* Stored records
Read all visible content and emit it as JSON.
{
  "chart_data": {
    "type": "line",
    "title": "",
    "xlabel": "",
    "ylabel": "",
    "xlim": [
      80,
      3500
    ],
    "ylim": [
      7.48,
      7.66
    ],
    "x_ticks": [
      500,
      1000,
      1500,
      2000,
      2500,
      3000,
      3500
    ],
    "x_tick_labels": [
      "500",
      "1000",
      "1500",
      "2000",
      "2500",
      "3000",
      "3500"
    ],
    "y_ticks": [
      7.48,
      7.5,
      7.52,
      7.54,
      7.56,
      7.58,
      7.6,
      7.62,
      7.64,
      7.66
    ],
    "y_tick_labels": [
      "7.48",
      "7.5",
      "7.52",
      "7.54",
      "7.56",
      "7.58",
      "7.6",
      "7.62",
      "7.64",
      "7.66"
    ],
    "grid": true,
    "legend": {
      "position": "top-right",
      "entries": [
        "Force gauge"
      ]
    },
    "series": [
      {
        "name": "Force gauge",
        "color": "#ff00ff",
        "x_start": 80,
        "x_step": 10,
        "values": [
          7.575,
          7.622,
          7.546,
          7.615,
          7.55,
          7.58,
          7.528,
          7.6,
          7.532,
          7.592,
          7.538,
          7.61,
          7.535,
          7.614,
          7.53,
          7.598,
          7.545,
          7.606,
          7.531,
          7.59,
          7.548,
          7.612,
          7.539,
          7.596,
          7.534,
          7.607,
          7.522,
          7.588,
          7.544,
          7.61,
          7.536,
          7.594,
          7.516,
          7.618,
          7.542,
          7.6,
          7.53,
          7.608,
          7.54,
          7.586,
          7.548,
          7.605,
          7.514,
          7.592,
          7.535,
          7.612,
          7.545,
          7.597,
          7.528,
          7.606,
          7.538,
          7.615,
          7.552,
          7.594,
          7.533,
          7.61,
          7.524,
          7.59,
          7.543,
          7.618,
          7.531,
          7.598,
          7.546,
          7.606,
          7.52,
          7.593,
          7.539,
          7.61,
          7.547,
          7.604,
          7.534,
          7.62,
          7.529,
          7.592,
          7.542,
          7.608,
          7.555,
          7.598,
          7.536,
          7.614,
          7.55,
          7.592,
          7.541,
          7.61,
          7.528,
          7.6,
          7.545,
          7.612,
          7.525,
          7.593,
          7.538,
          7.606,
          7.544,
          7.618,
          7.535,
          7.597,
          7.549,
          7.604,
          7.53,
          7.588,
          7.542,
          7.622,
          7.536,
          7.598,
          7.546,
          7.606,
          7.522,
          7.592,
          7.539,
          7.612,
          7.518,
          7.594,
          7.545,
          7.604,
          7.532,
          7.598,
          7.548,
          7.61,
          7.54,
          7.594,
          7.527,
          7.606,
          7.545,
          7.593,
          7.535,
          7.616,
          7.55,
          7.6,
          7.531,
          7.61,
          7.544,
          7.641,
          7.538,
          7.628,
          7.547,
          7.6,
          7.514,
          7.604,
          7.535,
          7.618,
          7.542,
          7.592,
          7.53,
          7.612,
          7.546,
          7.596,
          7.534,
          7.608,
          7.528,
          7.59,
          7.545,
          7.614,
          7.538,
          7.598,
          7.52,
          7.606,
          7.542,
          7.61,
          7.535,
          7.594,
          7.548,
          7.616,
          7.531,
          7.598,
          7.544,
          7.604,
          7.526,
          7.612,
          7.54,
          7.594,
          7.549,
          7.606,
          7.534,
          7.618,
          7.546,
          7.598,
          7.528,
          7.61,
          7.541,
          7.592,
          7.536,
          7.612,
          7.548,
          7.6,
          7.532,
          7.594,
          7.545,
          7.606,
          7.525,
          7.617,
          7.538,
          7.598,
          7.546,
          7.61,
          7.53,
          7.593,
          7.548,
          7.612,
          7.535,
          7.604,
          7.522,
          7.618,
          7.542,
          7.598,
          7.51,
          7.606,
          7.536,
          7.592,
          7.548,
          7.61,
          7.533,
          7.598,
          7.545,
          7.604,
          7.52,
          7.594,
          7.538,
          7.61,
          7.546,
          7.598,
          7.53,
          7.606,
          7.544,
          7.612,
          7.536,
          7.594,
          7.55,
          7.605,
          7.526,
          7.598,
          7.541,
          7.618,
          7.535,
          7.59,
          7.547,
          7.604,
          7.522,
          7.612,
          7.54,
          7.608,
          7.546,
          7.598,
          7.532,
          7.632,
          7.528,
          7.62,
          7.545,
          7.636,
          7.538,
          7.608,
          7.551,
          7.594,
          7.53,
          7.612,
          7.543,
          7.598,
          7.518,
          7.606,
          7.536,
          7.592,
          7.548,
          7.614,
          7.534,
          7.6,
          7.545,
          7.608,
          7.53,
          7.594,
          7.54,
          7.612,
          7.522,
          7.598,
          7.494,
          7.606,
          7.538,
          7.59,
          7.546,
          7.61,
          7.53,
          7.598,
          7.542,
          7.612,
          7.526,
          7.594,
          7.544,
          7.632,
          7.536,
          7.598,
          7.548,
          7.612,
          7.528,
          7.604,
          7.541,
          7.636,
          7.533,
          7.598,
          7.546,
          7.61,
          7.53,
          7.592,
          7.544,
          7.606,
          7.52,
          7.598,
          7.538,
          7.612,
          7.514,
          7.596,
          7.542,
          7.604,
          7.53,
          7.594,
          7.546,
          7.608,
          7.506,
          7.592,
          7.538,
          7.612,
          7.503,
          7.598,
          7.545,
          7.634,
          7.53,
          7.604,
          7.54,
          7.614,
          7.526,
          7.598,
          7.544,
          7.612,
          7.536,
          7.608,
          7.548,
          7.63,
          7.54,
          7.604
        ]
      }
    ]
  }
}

* AIM
Repeat every entry exactly, please.

* EXERCISE RESULT
Read all visible content and emit it as JSON.
{
  "chart_data": {
    "type": "line",
    "title": "",
    "xlabel": "",
    "ylabel": "",
    "xlim": [
      80,
      3500
    ],
    "ylim": [
      7.48,
      7.66
    ],
    "x_ticks": [
      500,
      1000,
      1500,
      2000,
      2500,
      3000,
      3500
    ],
    "x_tick_labels": [
      "500",
      "1000",
      "1500",
      "2000",
      "2500",
      "3000",
      "3500"
    ],
    "y_ticks": [
      7.48,
      7.5,
      7.52,
      7.54,
      7.56,
      7.58,
      7.6,
      7.62,
      7.64,
      7.66
    ],
    "y_tick_labels": [
      "7.48",
      "7.5",
      "7.52",
      "7.54",
      "7.56",
      "7.58",
      "7.6",
      "7.62",
      "7.64",
      "7.66"
    ],
    "grid": true,
    "legend": {
      "position": "top-right",
      "entries": [
        "Force gauge"
      ]
    },
    "series": [
      {
        "name": "Force gauge",
        "color": "#ff00ff",
        "x_start": 80,
        "x_step": 10,
        "values": [
          7.575,
          7.622,
          7.546,
          7.615,
          7.55,
          7.58,
          7.528,
          7.6,
          7.532,
          7.592,
          7.538,
          7.61,
          7.535,
          7.614,
          7.53,
          7.598,
          7.545,
          7.606,
          7.531,
          7.59,
          7.548,
          7.612,
          7.539,
          7.596,
          7.534,
          7.607,
          7.522,
          7.588,
          7.544,
          7.61,
          7.536,
          7.594,
          7.516,
          7.618,
          7.542,
          7.6,
          7.53,
          7.608,
          7.54,
          7.586,
          7.548,
          7.605,
          7.514,
          7.592,
          7.535,
          7.612,
          7.545,
          7.597,
          7.528,
          7.606,
          7.538,
          7.615,
          7.552,
          7.594,
          7.533,
          7.61,
          7.524,
          7.59,
          7.543,
          7.618,
          7.531,
          7.598,
          7.546,
          7.606,
          7.52,
          7.593,
          7.539,
          7.61,
          7.547,
          7.604,
          7.534,
          7.62,
          7.529,
          7.592,
          7.542,
          7.608,
          7.555,
          7.598,
          7.536,
          7.614,
          7.55,
          7.592,
          7.541,
          7.61,
          7.528,
          7.6,
          7.545,
          7.612,
          7.525,
          7.593,
          7.538,
          7.606,
          7.544,
          7.618,
          7.535,
          7.597,
          7.549,
          7.604,
          7.53,
          7.588,
          7.542,
          7.622,
          7.536,
          7.598,
          7.546,
          7.606,
          7.522,
          7.592,
          7.539,
          7.612,
          7.518,
          7.594,
          7.545,
          7.604,
          7.532,
          7.598,
          7.548,
          7.61,
          7.54,
          7.594,
          7.527,
          7.606,
          7.545,
          7.593,
          7.535,
          7.616,
          7.55,
          7.6,
          7.531,
          7.61,
          7.544,
          7.641,
          7.538,
          7.628,
          7.547,
          7.6,
          7.514,
          7.604,
          7.535,
          7.618,
          7.542,
          7.592,
          7.53,
          7.612,
          7.546,
          7.596,
          7.534,
          7.608,
          7.528,
          7.59,
          7.545,
          7.614,
          7.538,
          7.598,
          7.52,
          7.606,
          7.542,
          7.61,
          7.535,
          7.594,
          7.548,
          7.616,
          7.531,
          7.598,
          7.544,
          7.604,
          7.526,
          7.612,
          7.54,
          7.594,
          7.549,
          7.606,
          7.534,
          7.618,
          7.546,
          7.598,
          7.528,
          7.61,
          7.541,
          7.592,
          7.536,
          7.612,
          7.548,
          7.6,
          7.532,
          7.594,
          7.545,
          7.606,
          7.525,
          7.617,
          7.538,
          7.598,
          7.546,
          7.61,
          7.53,
          7.593,
          7.548,
          7.612,
          7.535,
          7.604,
          7.522,
          7.618,
          7.542,
          7.598,
          7.51,
          7.606,
          7.536,
          7.592,
          7.548,
          7.61,
          7.533,
          7.598,
          7.545,
          7.604,
          7.52,
          7.594,
          7.538,
          7.61,
          7.546,
          7.598,
          7.53,
          7.606,
          7.544,
          7.612,
          7.536,
          7.594,
          7.55,
          7.605,
          7.526,
          7.598,
          7.541,
          7.618,
          7.535,
          7.59,
          7.547,
          7.604,
          7.522,
          7.612,
          7.54,
          7.608,
          7.546,
          7.598,
          7.532,
          7.632,
          7.528,
          7.62,
          7.545,
          7.636,
          7.538,
          7.608,
          7.551,
          7.594,
          7.53,
          7.612,
          7.543,
          7.598,
          7.518,
          7.606,
          7.536,
          7.592,
          7.548,
          7.614,
          7.534,
          7.6,
          7.545,
          7.608,
          7.53,
          7.594,
          7.54,
          7.612,
          7.522,
          7.598,
          7.494,
          7.606,
          7.538,
          7.59,
          7.546,
          7.61,
          7.53,
          7.598,
          7.542,
          7.612,
          7.526,
          7.594,
          7.544,
          7.632,
          7.536,
          7.598,
          7.548,
          7.612,
          7.528,
          7.604,
          7.541,
          7.636,
          7.533,
          7.598,
          7.546,
          7.61,
          7.53,
          7.592,
          7.544,
          7.606,
          7.52,
          7.598,
          7.538,
          7.612,
          7.514,
          7.596,
          7.542,
          7.604,
          7.53,
          7.594,
          7.546,
          7.608,
          7.506,
          7.592,
          7.538,
          7.612,
          7.503,
          7.598,
          7.545,
          7.634,
          7.53,
          7.604,
          7.54,
          7.614,
          7.526,
          7.598,
          7.544,
          7.612,
          7.536,
          7.608,
          7.548,
          7.63,
          7.54,
          7.604
        ]
      }
    ]
  }
}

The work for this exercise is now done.